%%
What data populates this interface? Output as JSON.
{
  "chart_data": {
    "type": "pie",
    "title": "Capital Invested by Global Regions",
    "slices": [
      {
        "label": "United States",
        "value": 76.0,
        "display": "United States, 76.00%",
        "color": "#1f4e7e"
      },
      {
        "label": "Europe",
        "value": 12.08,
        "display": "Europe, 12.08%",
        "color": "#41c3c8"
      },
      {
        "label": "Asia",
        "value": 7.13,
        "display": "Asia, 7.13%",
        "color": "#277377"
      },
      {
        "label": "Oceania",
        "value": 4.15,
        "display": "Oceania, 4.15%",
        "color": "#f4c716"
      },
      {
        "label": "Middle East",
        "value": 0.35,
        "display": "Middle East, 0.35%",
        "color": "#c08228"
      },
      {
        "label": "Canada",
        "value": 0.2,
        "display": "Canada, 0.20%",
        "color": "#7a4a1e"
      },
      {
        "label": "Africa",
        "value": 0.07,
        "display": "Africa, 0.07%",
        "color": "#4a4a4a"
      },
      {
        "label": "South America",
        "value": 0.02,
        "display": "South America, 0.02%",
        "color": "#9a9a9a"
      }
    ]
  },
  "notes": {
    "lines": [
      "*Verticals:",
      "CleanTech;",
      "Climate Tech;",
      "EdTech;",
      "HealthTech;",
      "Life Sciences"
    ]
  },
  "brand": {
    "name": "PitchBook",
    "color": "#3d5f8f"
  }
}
%%
◆ Do this ◆
Extract each line holding the word "label" from the records.

◆ Reply to the task ◆
        "label": "United States",
        "label": "Europe",
        "label": "Asia",
        "label": "Oceania",
        "label": "Middle East",
        "label": "Canada",
        "label": "Africa",
        "label": "South America",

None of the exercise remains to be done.